BRIEF: Find each line holding the word "stufa" and give the number of such lines, nothing else.

EXTRACTED INFORMATION:

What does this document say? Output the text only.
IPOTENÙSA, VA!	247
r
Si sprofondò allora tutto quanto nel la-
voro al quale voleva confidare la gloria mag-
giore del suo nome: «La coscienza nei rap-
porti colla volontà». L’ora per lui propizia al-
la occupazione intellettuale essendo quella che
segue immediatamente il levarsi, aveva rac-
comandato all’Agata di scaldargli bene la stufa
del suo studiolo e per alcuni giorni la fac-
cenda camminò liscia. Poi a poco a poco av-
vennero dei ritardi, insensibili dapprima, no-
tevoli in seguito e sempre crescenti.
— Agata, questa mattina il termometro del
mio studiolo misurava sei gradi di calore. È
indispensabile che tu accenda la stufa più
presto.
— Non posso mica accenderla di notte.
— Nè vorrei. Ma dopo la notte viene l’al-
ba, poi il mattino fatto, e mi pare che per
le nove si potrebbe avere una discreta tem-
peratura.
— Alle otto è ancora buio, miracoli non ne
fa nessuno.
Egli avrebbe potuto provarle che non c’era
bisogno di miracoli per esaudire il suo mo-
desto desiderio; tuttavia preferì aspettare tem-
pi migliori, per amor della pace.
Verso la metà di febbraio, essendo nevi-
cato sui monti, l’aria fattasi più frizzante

WORKED ANSWER: 2